**Aim of the task**. Pull each line holding "cccccc" out of the entries below.

**Recorded information**.
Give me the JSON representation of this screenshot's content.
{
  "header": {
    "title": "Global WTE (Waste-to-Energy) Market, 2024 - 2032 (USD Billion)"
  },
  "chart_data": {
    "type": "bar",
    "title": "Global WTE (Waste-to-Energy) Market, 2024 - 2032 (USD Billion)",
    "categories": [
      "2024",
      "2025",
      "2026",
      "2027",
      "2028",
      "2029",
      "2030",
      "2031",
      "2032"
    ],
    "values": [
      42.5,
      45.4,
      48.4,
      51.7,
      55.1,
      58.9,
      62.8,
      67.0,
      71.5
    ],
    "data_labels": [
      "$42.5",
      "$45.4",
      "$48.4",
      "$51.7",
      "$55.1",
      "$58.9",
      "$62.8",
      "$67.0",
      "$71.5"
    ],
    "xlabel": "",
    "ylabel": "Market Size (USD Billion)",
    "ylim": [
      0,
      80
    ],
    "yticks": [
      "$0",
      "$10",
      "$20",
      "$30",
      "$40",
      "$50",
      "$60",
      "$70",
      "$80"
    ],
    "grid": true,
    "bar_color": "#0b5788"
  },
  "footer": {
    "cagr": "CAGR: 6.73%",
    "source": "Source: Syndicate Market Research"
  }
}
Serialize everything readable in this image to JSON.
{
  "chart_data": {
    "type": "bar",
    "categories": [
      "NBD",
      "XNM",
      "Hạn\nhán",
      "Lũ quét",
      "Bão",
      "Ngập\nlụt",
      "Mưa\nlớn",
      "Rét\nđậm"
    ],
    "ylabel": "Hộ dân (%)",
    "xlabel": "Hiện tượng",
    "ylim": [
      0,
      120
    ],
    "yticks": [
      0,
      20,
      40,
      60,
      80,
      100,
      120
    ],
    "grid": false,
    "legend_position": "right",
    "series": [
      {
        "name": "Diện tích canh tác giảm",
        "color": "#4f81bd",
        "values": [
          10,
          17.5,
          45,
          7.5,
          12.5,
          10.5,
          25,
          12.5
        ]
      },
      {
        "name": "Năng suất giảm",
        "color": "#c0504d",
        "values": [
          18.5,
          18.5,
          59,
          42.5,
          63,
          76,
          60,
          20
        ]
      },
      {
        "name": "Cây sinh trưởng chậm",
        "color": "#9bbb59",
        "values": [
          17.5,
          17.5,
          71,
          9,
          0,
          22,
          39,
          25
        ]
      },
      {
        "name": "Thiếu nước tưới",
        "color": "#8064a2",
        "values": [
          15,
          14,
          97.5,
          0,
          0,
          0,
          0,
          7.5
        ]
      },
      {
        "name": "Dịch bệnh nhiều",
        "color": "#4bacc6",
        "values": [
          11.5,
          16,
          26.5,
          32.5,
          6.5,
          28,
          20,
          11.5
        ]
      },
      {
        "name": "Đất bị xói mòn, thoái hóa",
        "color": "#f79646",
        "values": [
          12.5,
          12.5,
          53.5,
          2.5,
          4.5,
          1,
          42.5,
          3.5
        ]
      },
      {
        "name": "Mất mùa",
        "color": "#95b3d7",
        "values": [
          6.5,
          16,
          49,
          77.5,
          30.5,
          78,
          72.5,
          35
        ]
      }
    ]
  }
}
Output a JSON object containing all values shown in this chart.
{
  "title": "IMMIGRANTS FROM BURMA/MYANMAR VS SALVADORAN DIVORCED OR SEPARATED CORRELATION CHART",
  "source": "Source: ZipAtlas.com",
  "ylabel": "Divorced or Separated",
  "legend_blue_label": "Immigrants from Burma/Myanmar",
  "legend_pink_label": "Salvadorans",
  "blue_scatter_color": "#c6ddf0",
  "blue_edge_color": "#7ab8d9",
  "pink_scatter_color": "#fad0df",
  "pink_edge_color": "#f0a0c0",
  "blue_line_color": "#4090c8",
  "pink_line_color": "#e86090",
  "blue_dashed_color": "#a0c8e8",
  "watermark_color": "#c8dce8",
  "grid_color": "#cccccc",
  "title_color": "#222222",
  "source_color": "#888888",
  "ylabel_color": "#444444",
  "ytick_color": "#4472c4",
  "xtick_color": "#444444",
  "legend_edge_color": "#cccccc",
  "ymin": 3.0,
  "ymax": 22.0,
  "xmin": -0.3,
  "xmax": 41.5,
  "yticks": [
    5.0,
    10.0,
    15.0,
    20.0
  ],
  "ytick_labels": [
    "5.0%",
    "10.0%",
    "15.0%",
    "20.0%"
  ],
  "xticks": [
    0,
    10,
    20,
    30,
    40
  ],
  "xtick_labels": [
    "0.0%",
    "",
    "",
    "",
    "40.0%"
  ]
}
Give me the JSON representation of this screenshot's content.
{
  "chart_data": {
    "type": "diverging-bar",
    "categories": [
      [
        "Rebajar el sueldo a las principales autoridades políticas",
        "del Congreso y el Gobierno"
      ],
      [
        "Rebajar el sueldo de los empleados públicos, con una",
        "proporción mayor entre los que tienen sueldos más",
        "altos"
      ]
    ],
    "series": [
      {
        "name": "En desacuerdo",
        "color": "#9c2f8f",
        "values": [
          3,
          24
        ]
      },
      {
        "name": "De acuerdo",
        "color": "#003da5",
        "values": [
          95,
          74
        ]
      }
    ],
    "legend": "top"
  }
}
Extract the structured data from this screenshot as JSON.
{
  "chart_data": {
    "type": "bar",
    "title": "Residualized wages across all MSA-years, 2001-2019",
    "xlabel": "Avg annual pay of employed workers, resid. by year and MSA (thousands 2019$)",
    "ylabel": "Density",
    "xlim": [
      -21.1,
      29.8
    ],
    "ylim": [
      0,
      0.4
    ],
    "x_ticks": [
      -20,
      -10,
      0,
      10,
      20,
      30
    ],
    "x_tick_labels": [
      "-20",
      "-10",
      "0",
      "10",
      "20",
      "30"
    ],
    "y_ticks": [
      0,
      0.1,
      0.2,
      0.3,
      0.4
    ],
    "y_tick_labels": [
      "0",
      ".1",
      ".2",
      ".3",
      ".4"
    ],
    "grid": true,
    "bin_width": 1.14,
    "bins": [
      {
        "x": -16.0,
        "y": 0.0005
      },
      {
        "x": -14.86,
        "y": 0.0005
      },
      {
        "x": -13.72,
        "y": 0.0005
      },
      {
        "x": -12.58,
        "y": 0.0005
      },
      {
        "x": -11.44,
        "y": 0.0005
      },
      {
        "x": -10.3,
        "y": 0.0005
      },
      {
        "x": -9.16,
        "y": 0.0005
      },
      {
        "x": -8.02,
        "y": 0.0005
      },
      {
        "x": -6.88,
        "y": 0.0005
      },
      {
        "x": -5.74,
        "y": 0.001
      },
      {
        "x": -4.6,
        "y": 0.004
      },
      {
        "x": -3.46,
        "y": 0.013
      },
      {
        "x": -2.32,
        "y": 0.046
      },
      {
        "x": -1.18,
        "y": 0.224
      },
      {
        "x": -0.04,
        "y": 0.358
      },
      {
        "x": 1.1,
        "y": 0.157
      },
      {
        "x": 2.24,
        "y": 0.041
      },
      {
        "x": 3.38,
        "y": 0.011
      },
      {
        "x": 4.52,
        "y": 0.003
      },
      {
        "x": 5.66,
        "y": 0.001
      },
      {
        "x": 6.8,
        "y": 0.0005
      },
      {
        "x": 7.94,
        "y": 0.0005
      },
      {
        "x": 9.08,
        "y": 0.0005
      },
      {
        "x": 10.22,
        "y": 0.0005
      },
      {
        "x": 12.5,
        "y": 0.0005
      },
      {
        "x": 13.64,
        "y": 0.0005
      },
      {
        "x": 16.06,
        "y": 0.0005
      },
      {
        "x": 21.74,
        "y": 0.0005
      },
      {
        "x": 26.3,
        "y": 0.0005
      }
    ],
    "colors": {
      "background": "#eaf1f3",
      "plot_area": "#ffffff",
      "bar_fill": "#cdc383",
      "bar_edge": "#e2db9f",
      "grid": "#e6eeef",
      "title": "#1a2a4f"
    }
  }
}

**Problem solution**.
  "grid_color": "#cccccc",
  "legend_edge_color": "#cccccc",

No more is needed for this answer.